Stated exercise => Tally how many lines include "specify". The number is the whole answer.

Material supplied =>
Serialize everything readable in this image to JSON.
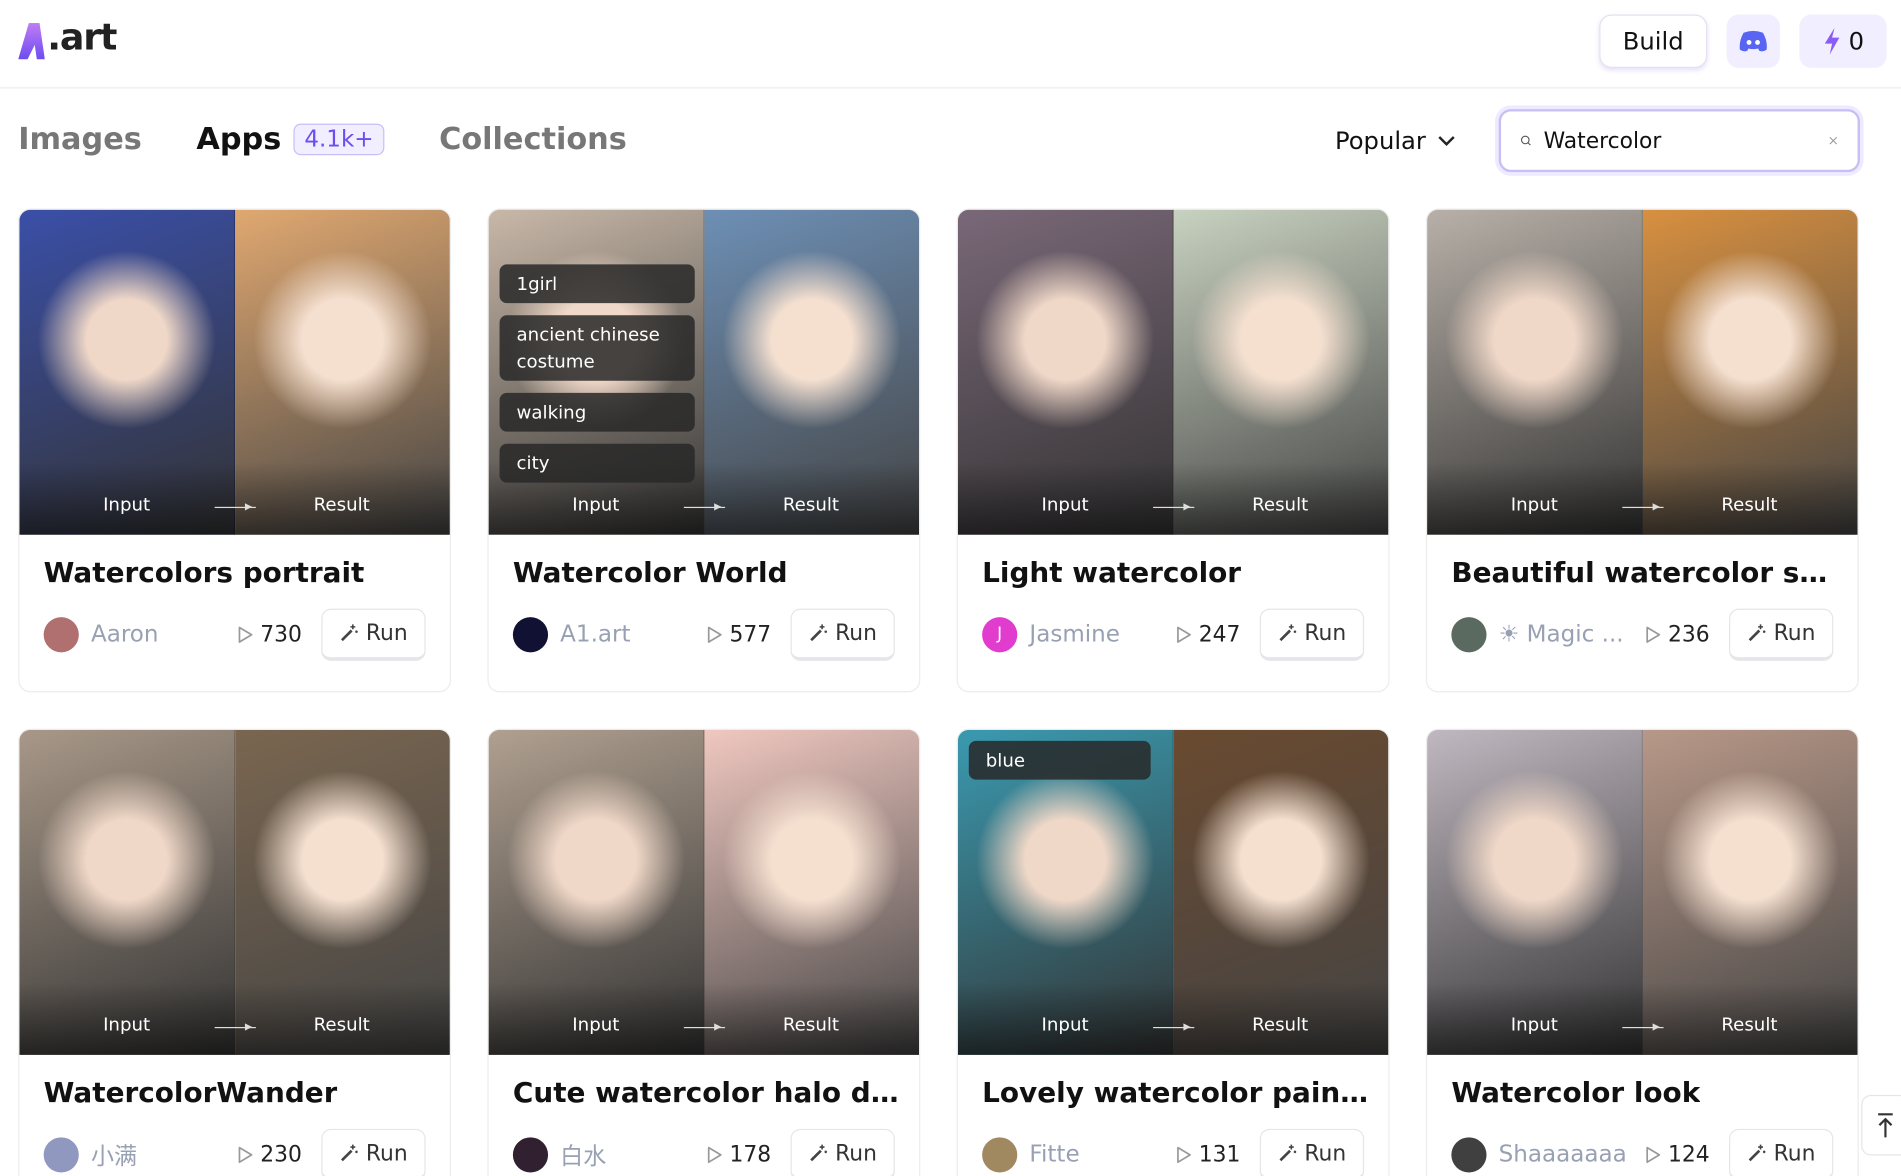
{
  "header": {
    "logo_text": ".art",
    "build_label": "Build",
    "discord_icon": "discord-icon",
    "credits": "0",
    "accent": "#6d4cf0"
  },
  "tabs": [
    {
      "label": "Images"
    },
    {
      "label": "Apps",
      "badge": "4.1k+"
    },
    {
      "label": "Collections"
    }
  ],
  "sort": {
    "selected": "Popular"
  },
  "search": {
    "value": "Watercolor"
  },
  "card_labels": {
    "input": "Input",
    "result": "Result",
    "run": "Run"
  },
  "cards": [
    {
      "title": "Watercolors portrait",
      "author": "Aaron",
      "runs": "730",
      "chips": [],
      "colors": [
        "#3a4fa8",
        "#e0a870"
      ],
      "avatar": "#b07070"
    },
    {
      "title": "Watercolor World",
      "author": "A1.art",
      "runs": "577",
      "chips": [
        "1girl",
        "ancient chinese costume",
        "walking",
        "city"
      ],
      "colors": [
        "#c8b8a8",
        "#6d8fb5"
      ],
      "avatar": "#111133"
    },
    {
      "title": "Light watercolor",
      "author": "Jasmine",
      "runs": "247",
      "chips": [],
      "colors": [
        "#7a6878",
        "#c8d2c0"
      ],
      "avatar": "#e23ccf",
      "avatar_letter": "J"
    },
    {
      "title": "Beautiful watercolor style",
      "author": "☀ Magic ...",
      "runs": "236",
      "chips": [],
      "colors": [
        "#b8b0a8",
        "#d89040"
      ],
      "avatar": "#5a6a60"
    },
    {
      "title": "WatercolorWander",
      "author": "小满",
      "runs": "230",
      "chips": [],
      "colors": [
        "#a89888",
        "#7a6650"
      ],
      "avatar": "#9098c0"
    },
    {
      "title": "Cute watercolor halo dyei...",
      "author": "白水",
      "runs": "178",
      "chips": [],
      "colors": [
        "#b0a090",
        "#f0c8c0"
      ],
      "avatar": "#302030"
    },
    {
      "title": "Lovely watercolor painting",
      "author": "Fitte",
      "runs": "131",
      "chips": [
        "blue"
      ],
      "colors": [
        "#3a9ab0",
        "#6a4a30"
      ],
      "avatar": "#a08860"
    },
    {
      "title": "Watercolor look",
      "author": "Shaaaaaaa",
      "runs": "124",
      "chips": [],
      "colors": [
        "#c0b8c0",
        "#b89888"
      ],
      "avatar": "#404040"
    }
  ]
}
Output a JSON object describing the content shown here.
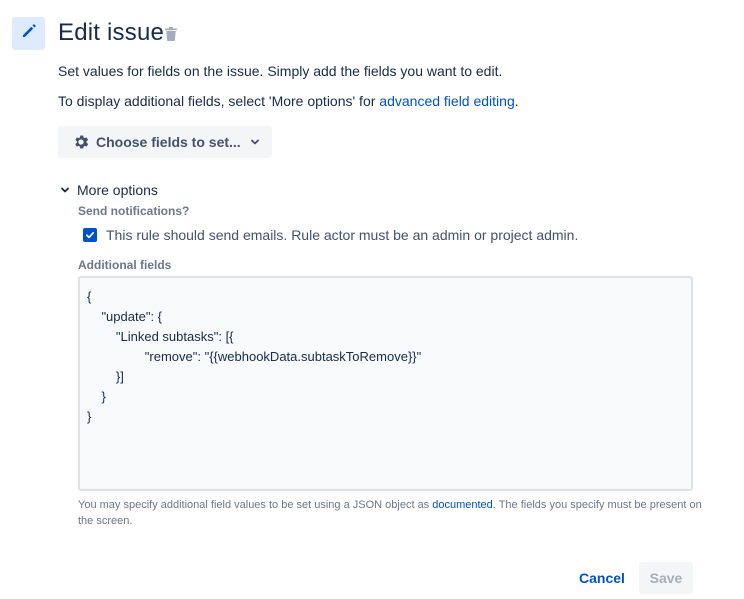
{
  "header": {
    "title": "Edit issue",
    "icon": "pencil-icon",
    "delete_icon": "trash-icon",
    "icon_bg_color": "#deebff"
  },
  "description": {
    "line1": "Set values for fields on the issue. Simply add the fields you want to edit.",
    "line2_prefix": "To display additional fields, select 'More options' for ",
    "line2_link": "advanced field editing",
    "line2_suffix": "."
  },
  "choose_fields": {
    "label": "Choose fields to set...",
    "icon": "gear-icon",
    "chevron": "chevron-down-icon"
  },
  "more_options": {
    "label": "More options",
    "expanded": true
  },
  "notifications": {
    "label": "Send notifications?",
    "checkbox_label": "This rule should send emails. Rule actor must be an admin or project admin.",
    "checked": true
  },
  "additional_fields": {
    "label": "Additional fields",
    "value": "{\n    \"update\": {\n        \"Linked subtasks\": [{\n                \"remove\": \"{{webhookData.subtaskToRemove}}\"\n        }]\n    }\n}"
  },
  "hint": {
    "prefix": "You may specify additional field values to be set using a JSON object as ",
    "link": "documented",
    "suffix": ". The fields you specify must be present on the screen."
  },
  "footer": {
    "cancel_label": "Cancel",
    "save_label": "Save"
  },
  "colors": {
    "link": "#0052cc",
    "checkbox": "#0052cc",
    "text": "#172b4d",
    "muted": "#6b778c"
  }
}
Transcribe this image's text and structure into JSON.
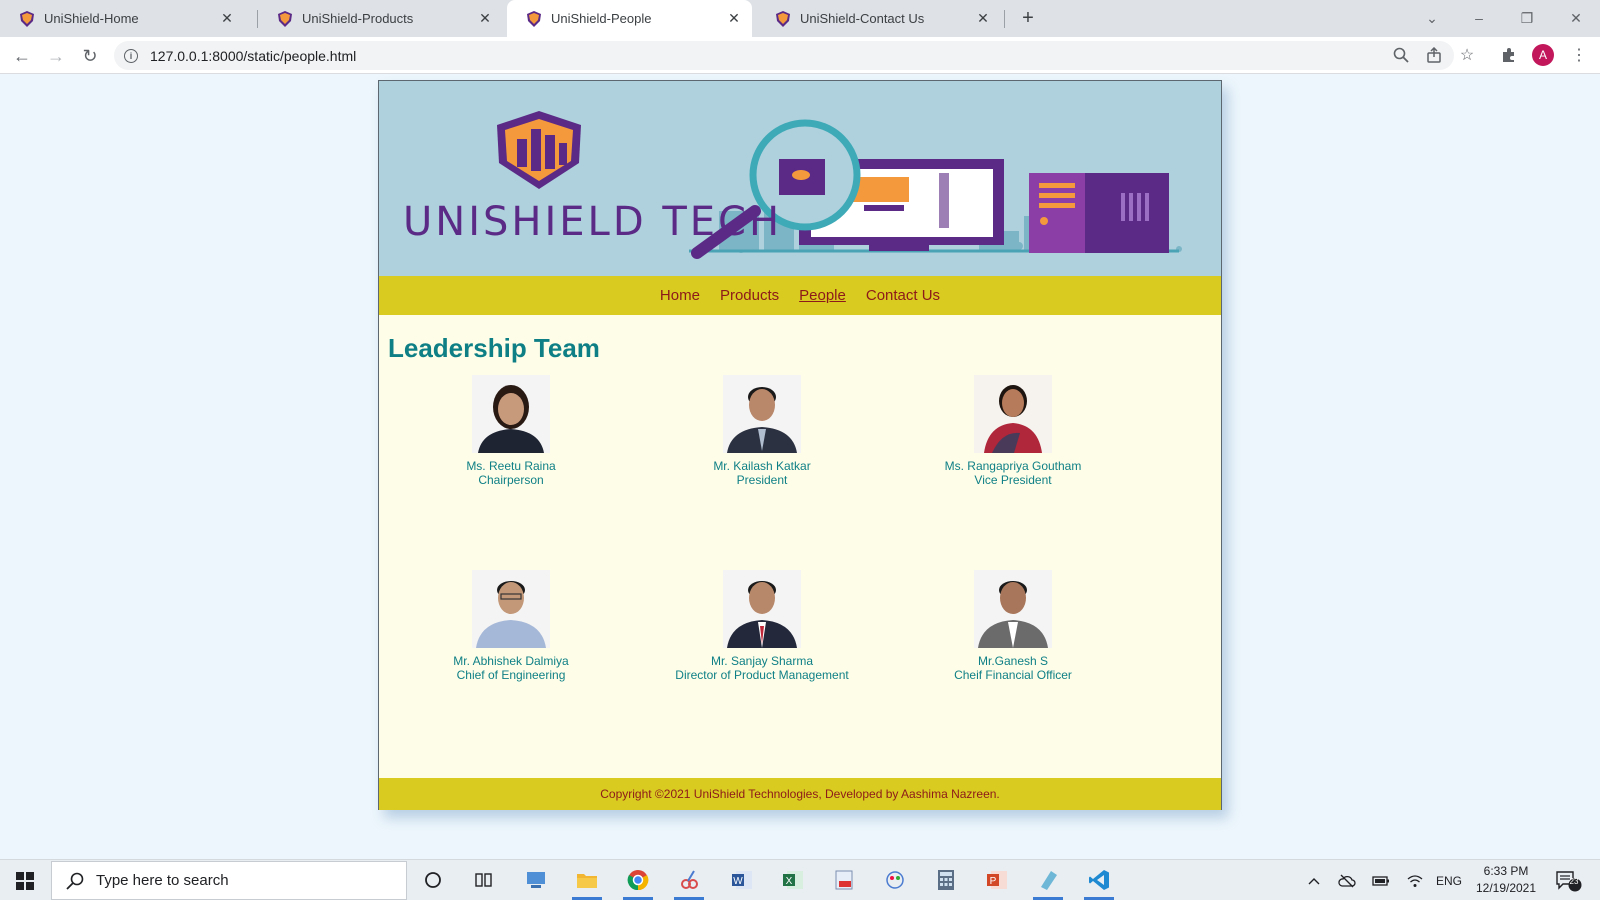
{
  "browser": {
    "tabs": [
      {
        "label": "UniShield-Home"
      },
      {
        "label": "UniShield-Products"
      },
      {
        "label": "UniShield-People"
      },
      {
        "label": "UniShield-Contact Us"
      }
    ],
    "url": "127.0.0.1:8000/static/people.html",
    "profile_initial": "A"
  },
  "site": {
    "brand": "UNISHIELD TECH",
    "nav": {
      "home": "Home",
      "products": "Products",
      "people": "People",
      "contact": "Contact Us"
    },
    "heading": "Leadership Team",
    "people": [
      {
        "name": "Ms. Reetu Raina",
        "title": "Chairperson"
      },
      {
        "name": "Mr. Kailash Katkar",
        "title": "President"
      },
      {
        "name": "Ms. Rangapriya Goutham",
        "title": "Vice President"
      },
      {
        "name": "Mr. Abhishek Dalmiya",
        "title": "Chief of Engineering"
      },
      {
        "name": "Mr. Sanjay Sharma",
        "title": "Director of Product Management"
      },
      {
        "name": "Mr.Ganesh S",
        "title": "Cheif Financial Officer"
      }
    ],
    "footer": "Copyright ©2021 UniShield Technologies, Developed by Aashima Nazreen."
  },
  "taskbar": {
    "search_placeholder": "Type here to search",
    "language": "ENG",
    "time": "6:33 PM",
    "date": "12/19/2021",
    "notification_count": "23"
  },
  "colors": {
    "banner": "#aed1dd",
    "nav_strip": "#d9cb1f",
    "nav_link": "#8c1a1a",
    "heading": "#0f7f86",
    "content_bg": "#fefee8"
  }
}
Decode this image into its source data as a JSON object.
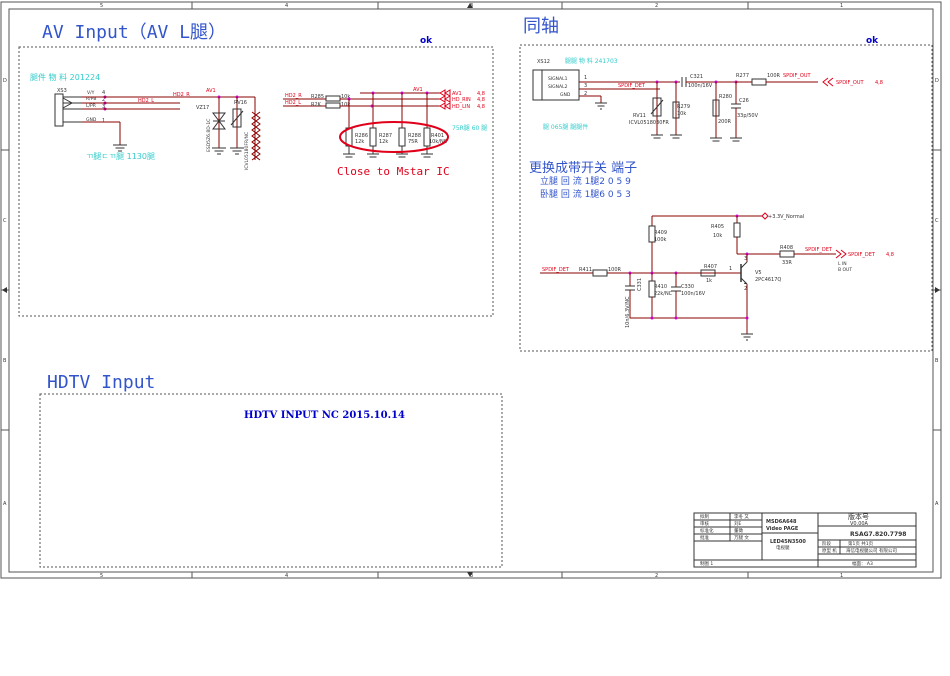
{
  "colors": {
    "wire": "#8b0000",
    "net_red": "#e0001a",
    "title_blue": "#0000cc",
    "cyan_note": "#33cccc",
    "junction": "#cc00cc",
    "box": "#555555"
  },
  "frame": {
    "col_marks": [
      "5",
      "4",
      "3",
      "2",
      "1"
    ],
    "row_marks": [
      "D",
      "C",
      "B",
      "A"
    ]
  },
  "av": {
    "title": "AV   Input（AV   L腿）",
    "ok": "ok",
    "note_part": "腿件 物 料 201224",
    "note_part2": "ㄲ腿ㄷㄲ腿 1130腿",
    "connector": {
      "ref": "XS3",
      "pins": [
        "4",
        "2",
        "3",
        "1"
      ],
      "pin_names": [
        "V/Y",
        "R/PB",
        "L/PR",
        "GND"
      ]
    },
    "nets": {
      "hd2r": "HD2_R",
      "hd2l": "HD2_L",
      "av1": "AV1"
    },
    "vz17": "VZ17",
    "vz17_part": "ESD5Z6.8D-1C",
    "rv16": "RV16",
    "rv16_part": "ICVL05180FR/NC",
    "right": {
      "hd2r": "HD2_R",
      "hd2l": "HD2_L",
      "r285": "R285",
      "r285v": "10k",
      "r286": "R2K",
      "r286v": "10k",
      "av1": "AV1",
      "out_av1": "AV1",
      "out_rin": "HD_RIN",
      "out_lin": "HD_LIN",
      "page1": "4,8",
      "page2": "4,8",
      "page3": "4,8",
      "note": "75R腿 60 腿",
      "resistors": [
        {
          "ref": "R286",
          "val": "12k"
        },
        {
          "ref": "R287",
          "val": "12k"
        },
        {
          "ref": "R288",
          "val": "75R"
        },
        {
          "ref": "R401",
          "val": "10k/NC"
        }
      ],
      "close_note": "Close to Mstar IC"
    }
  },
  "coax": {
    "title": "同轴",
    "ok": "ok",
    "xs12": "XS12",
    "note_part": "腿腿 物 料 241703",
    "sig_names": [
      "SIGNAL1",
      "SIGNAL2",
      "GND"
    ],
    "pins": [
      "1",
      "3",
      "2"
    ],
    "spdif_det": "SPDIF_DET",
    "c321": "C321",
    "c321v": "100n/16V",
    "r277": "R277",
    "r277v": "100R",
    "spdif_out": "SPDIF_OUT",
    "spdif_out_page": "4,8",
    "rv11": "RV11",
    "rv11v": "ICVL0518030FR",
    "r279": "R279",
    "r279v": "10k",
    "r280": "R280",
    "r280v": "200R",
    "c26": "C26",
    "c26v": "33p/50V",
    "note2": "腿 065腿 腿腿件"
  },
  "switch": {
    "title": "更换成带开关 端子",
    "line1": "立腿 回 流 1腿2 0 5 9",
    "line2": "卧腿 回 流 1腿6 0 5 3",
    "vcc": "+3.3V_Normal",
    "r405": "R405",
    "r405v": "10k",
    "r409": "R409",
    "r409v": "100k",
    "in_net": "SPDIF_DET",
    "r411": "R411",
    "r411v": "100R",
    "c331": "C331",
    "c331v": "10n/6.3V/NC",
    "r410": "R410",
    "r410v": "22k/NC",
    "c330": "C330",
    "c330v": "100n/16V",
    "r407": "R407",
    "r407v": "1k",
    "q": "V5",
    "qv": "2PC4617Q",
    "pin1": "1",
    "pin2": "2",
    "pin3": "3",
    "r408": "R408",
    "r408v": "33R",
    "out_net": "SPDIF_DET",
    "out_page": "4,8",
    "legend1": "L    IN",
    "legend2": "B    OUT"
  },
  "hdtv": {
    "title": "HDTV  Input",
    "note": "HDTV INPUT NC 2015.10.14"
  },
  "titleblock": {
    "rows_left": [
      [
        "拟制",
        "李冬 又"
      ],
      [
        "审核",
        "刘E"
      ],
      [
        "标准化",
        "董徵"
      ],
      [
        "批准",
        "万腿 文"
      ]
    ],
    "proj1": "MSD6A648",
    "proj2": "Video  PAGE",
    "board": "LED45N3500",
    "board2": "电视腿",
    "ver_label": "版本号",
    "ver": "V0.00A",
    "doc_no": "RSAG7.820.7798",
    "stage": "阶段",
    "page": "第1页 共1页",
    "company1": "原型 机",
    "company2": "海信电视腿公司 有限公司",
    "drawn": "制图 1",
    "size": "幅面： A3"
  }
}
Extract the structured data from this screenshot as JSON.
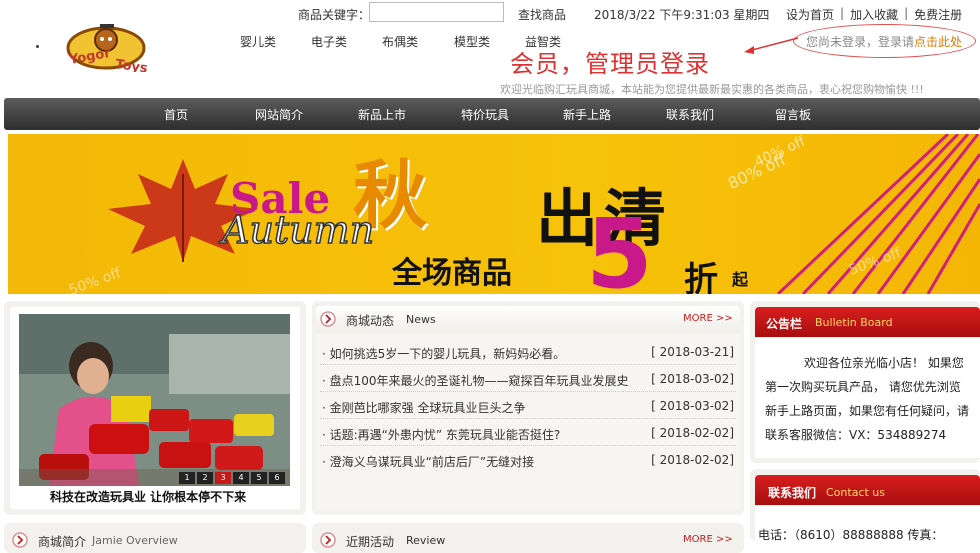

Answer to this problem => 2